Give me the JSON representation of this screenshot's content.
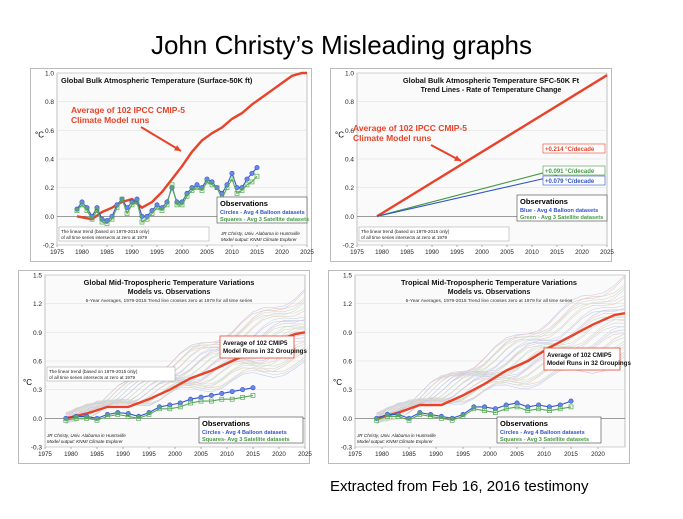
{
  "page": {
    "title": "John Christy’s Misleading graphs",
    "caption": "Extracted from Feb 16, 2016 testimony"
  },
  "chart_data": [
    {
      "type": "line",
      "title": "Global Bulk Atmospheric Temperature (Surface-50K ft)",
      "ylabel": "°C",
      "xlim": [
        1975,
        2025
      ],
      "ylim": [
        -0.2,
        1.0
      ],
      "xticks": [
        1975,
        1980,
        1985,
        1990,
        1995,
        2000,
        2005,
        2010,
        2015,
        2020,
        2025
      ],
      "yticks": [
        -0.2,
        0.0,
        0.2,
        0.4,
        0.6,
        0.8,
        1.0
      ],
      "annotation": "Average of 102 IPCC CMIP-5 Climate Model runs",
      "legend_title": "Observations",
      "legend_items": [
        "Circles - Avg 4 Balloon datasets",
        "Squares - Avg 3 Satellite datasets"
      ],
      "note": "The linear trend (based on 1979-2015 only) of all time series intersects at zero at 1979",
      "credit1": "JR Christy, Univ. Alabama in Huntsville",
      "credit2": "Model output: KNMI Climate Explorer",
      "series": [
        {
          "name": "Average of 102 IPCC CMIP-5 Climate Model runs",
          "color": "#e8432a",
          "x": [
            1979,
            1982,
            1984,
            1986,
            1988,
            1990,
            1992,
            1994,
            1996,
            1998,
            2000,
            2002,
            2004,
            2006,
            2008,
            2010,
            2012,
            2014,
            2016,
            2018,
            2020,
            2022,
            2024,
            2025
          ],
          "y": [
            0.0,
            -0.02,
            0.03,
            0.06,
            0.1,
            0.12,
            0.06,
            0.1,
            0.17,
            0.26,
            0.35,
            0.45,
            0.53,
            0.58,
            0.62,
            0.68,
            0.72,
            0.78,
            0.83,
            0.88,
            0.93,
            0.98,
            1.0,
            1.0
          ]
        },
        {
          "name": "Circles - Avg 4 Balloon datasets",
          "color": "#3355cc",
          "marker": "circle",
          "x": [
            1979,
            1980,
            1981,
            1982,
            1983,
            1984,
            1985,
            1986,
            1987,
            1988,
            1989,
            1990,
            1991,
            1992,
            1993,
            1994,
            1995,
            1996,
            1997,
            1998,
            1999,
            2000,
            2001,
            2002,
            2003,
            2004,
            2005,
            2006,
            2007,
            2008,
            2009,
            2010,
            2011,
            2012,
            2013,
            2014,
            2015
          ],
          "y": [
            0.05,
            0.1,
            0.06,
            0.0,
            0.06,
            -0.02,
            -0.03,
            0.0,
            0.08,
            0.12,
            0.06,
            0.1,
            0.12,
            0.0,
            0.0,
            0.04,
            0.08,
            0.06,
            0.1,
            0.2,
            0.1,
            0.1,
            0.16,
            0.2,
            0.22,
            0.2,
            0.26,
            0.24,
            0.2,
            0.16,
            0.22,
            0.3,
            0.2,
            0.2,
            0.26,
            0.3,
            0.34
          ]
        },
        {
          "name": "Squares - Avg 3 Satellite datasets",
          "color": "#55aa55",
          "marker": "square",
          "x": [
            1979,
            1980,
            1981,
            1982,
            1983,
            1984,
            1985,
            1986,
            1987,
            1988,
            1989,
            1990,
            1991,
            1992,
            1993,
            1994,
            1995,
            1996,
            1997,
            1998,
            1999,
            2000,
            2001,
            2002,
            2003,
            2004,
            2005,
            2006,
            2007,
            2008,
            2009,
            2010,
            2011,
            2012,
            2013,
            2014,
            2015
          ],
          "y": [
            0.04,
            0.08,
            0.04,
            -0.02,
            0.04,
            -0.04,
            -0.05,
            -0.02,
            0.06,
            0.12,
            0.02,
            0.08,
            0.1,
            -0.04,
            -0.02,
            0.02,
            0.06,
            0.04,
            0.08,
            0.22,
            0.08,
            0.08,
            0.14,
            0.18,
            0.2,
            0.18,
            0.24,
            0.22,
            0.2,
            0.12,
            0.2,
            0.26,
            0.16,
            0.18,
            0.22,
            0.24,
            0.28
          ]
        }
      ]
    },
    {
      "type": "line",
      "title": "Global Bulk Atmospheric Temperature SFC-50K Ft",
      "subtitle": "Trend Lines - Rate of Temperature Change",
      "ylabel": "°C",
      "xlim": [
        1975,
        2025
      ],
      "ylim": [
        -0.2,
        1.0
      ],
      "xticks": [
        1975,
        1980,
        1985,
        1990,
        1995,
        2000,
        2005,
        2010,
        2015,
        2020,
        2025
      ],
      "yticks": [
        -0.2,
        0.0,
        0.2,
        0.4,
        0.6,
        0.8,
        1.0
      ],
      "annotation": "Average of 102 IPCC CMIP-5 Climate Model runs",
      "legend_title": "Observations",
      "legend_items": [
        "Blue - Avg 4 Balloon datasets",
        "Green - Avg 3 Satellite datasets"
      ],
      "note": "The linear trend (based on 1979-2015 only) of all time series intersects at zero at 1979",
      "trend_labels": [
        "+0.214 °C/decade",
        "+0.091 °C/decade",
        "+0.079 °C/decade"
      ],
      "series": [
        {
          "name": "+0.214 °C/decade",
          "color": "#e8432a",
          "x": [
            1979,
            2025
          ],
          "y": [
            0.0,
            0.985
          ]
        },
        {
          "name": "+0.091 °C/decade",
          "color": "#449944",
          "x": [
            1979,
            2015
          ],
          "y": [
            0.0,
            0.328
          ]
        },
        {
          "name": "+0.079 °C/decade",
          "color": "#3355cc",
          "x": [
            1979,
            2015
          ],
          "y": [
            0.0,
            0.284
          ]
        }
      ]
    },
    {
      "type": "line",
      "title": "Global Mid-Tropospheric Temperature Variations",
      "subtitle": "Models vs. Observations",
      "subtitle2": "5-Year Averages, 1979-2015 Trend line crosses zero at 1979 for all time series",
      "ylabel": "°C",
      "xlim": [
        1975,
        2025
      ],
      "ylim": [
        -0.3,
        1.5
      ],
      "xticks": [
        1975,
        1980,
        1985,
        1990,
        1995,
        2000,
        2005,
        2010,
        2015,
        2020,
        2025
      ],
      "yticks": [
        -0.3,
        0.0,
        0.3,
        0.6,
        0.9,
        1.2,
        1.5
      ],
      "annotation": "Average of 102 CMIP5 Model Runs in 32 Groupings",
      "legend_title": "Observations",
      "legend_items": [
        "Circles - Avg 4 Balloon datasets",
        "Squares- Avg 3 Satellite datasets"
      ],
      "note": "The linear trend (based on 1979-2015 only) of all time series intersects at zero at 1979",
      "credit1": "JR Christy, Univ. Alabama in Huntsville",
      "credit2": "Model output: KNMI Climate Explorer",
      "series": [
        {
          "name": "Average of 102 CMIP5 Model Runs in 32 Groupings",
          "color": "#e8432a",
          "x": [
            1979,
            1983,
            1987,
            1991,
            1995,
            1999,
            2003,
            2007,
            2011,
            2015,
            2019,
            2023,
            2025
          ],
          "y": [
            0.0,
            0.05,
            0.12,
            0.12,
            0.2,
            0.3,
            0.42,
            0.5,
            0.6,
            0.7,
            0.8,
            0.88,
            0.9
          ]
        },
        {
          "name": "Circles - Avg 4 Balloon datasets",
          "color": "#3355cc",
          "marker": "circle",
          "x": [
            1979,
            1981,
            1983,
            1985,
            1987,
            1989,
            1991,
            1993,
            1995,
            1997,
            1999,
            2001,
            2003,
            2005,
            2007,
            2009,
            2011,
            2013,
            2015
          ],
          "y": [
            0.0,
            0.02,
            0.02,
            0.0,
            0.04,
            0.06,
            0.05,
            0.02,
            0.06,
            0.12,
            0.14,
            0.16,
            0.2,
            0.22,
            0.24,
            0.26,
            0.28,
            0.3,
            0.32
          ]
        },
        {
          "name": "Squares- Avg 3 Satellite datasets",
          "color": "#55aa55",
          "marker": "square",
          "x": [
            1979,
            1981,
            1983,
            1985,
            1987,
            1989,
            1991,
            1993,
            1995,
            1997,
            1999,
            2001,
            2003,
            2005,
            2007,
            2009,
            2011,
            2013,
            2015
          ],
          "y": [
            -0.02,
            0.0,
            0.0,
            -0.02,
            0.02,
            0.04,
            0.02,
            0.0,
            0.04,
            0.1,
            0.1,
            0.12,
            0.16,
            0.18,
            0.18,
            0.2,
            0.2,
            0.22,
            0.24
          ]
        }
      ]
    },
    {
      "type": "line",
      "title": "Tropical Mid-Tropospheric Temperature Variations",
      "subtitle": "Models vs. Observations",
      "subtitle2": "5-Year Averages, 1979-2015 Trend line crosses zero at 1979 for all time series",
      "ylabel": "°C",
      "xlim": [
        1975,
        2025
      ],
      "ylim": [
        -0.3,
        1.5
      ],
      "xticks": [
        1975,
        1980,
        1985,
        1990,
        1995,
        2000,
        2005,
        2010,
        2015,
        2020
      ],
      "yticks": [
        -0.3,
        0.0,
        0.3,
        0.6,
        0.9,
        1.2,
        1.5
      ],
      "annotation": "Average of 102 CMIP5 Model Runs in 32 Groupings",
      "legend_title": "Observations",
      "legend_items": [
        "Circles - Avg 4 Balloon datasets",
        "Squares - Avg 3 Satellite datasets"
      ],
      "credit1": "JR Christy, Univ. Alabama in Huntsville",
      "credit2": "Model output: KNMI Climate Explorer",
      "series": [
        {
          "name": "Average of 102 CMIP5 Model Runs in 32 Groupings",
          "color": "#e8432a",
          "x": [
            1979,
            1983,
            1987,
            1991,
            1995,
            1999,
            2003,
            2007,
            2011,
            2015,
            2019,
            2023,
            2025
          ],
          "y": [
            0.0,
            0.06,
            0.14,
            0.14,
            0.24,
            0.36,
            0.5,
            0.6,
            0.74,
            0.86,
            0.98,
            1.08,
            1.1
          ]
        },
        {
          "name": "Circles - Avg 4 Balloon datasets",
          "color": "#3355cc",
          "marker": "circle",
          "x": [
            1979,
            1981,
            1983,
            1985,
            1987,
            1989,
            1991,
            1993,
            1995,
            1997,
            1999,
            2001,
            2003,
            2005,
            2007,
            2009,
            2011,
            2013,
            2015
          ],
          "y": [
            0.0,
            0.04,
            0.04,
            0.0,
            0.06,
            0.04,
            0.02,
            0.0,
            0.04,
            0.12,
            0.12,
            0.1,
            0.14,
            0.16,
            0.12,
            0.14,
            0.12,
            0.14,
            0.18
          ]
        },
        {
          "name": "Squares - Avg 3 Satellite datasets",
          "color": "#55aa55",
          "marker": "square",
          "x": [
            1979,
            1981,
            1983,
            1985,
            1987,
            1989,
            1991,
            1993,
            1995,
            1997,
            1999,
            2001,
            2003,
            2005,
            2007,
            2009,
            2011,
            2013,
            2015
          ],
          "y": [
            -0.02,
            0.02,
            0.02,
            -0.02,
            0.04,
            0.02,
            0.0,
            -0.02,
            0.02,
            0.1,
            0.08,
            0.06,
            0.1,
            0.12,
            0.08,
            0.1,
            0.08,
            0.1,
            0.12
          ]
        }
      ]
    }
  ]
}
* * * * * * *
Report how many lines of the preceding records include "Variations". Output the number only.

2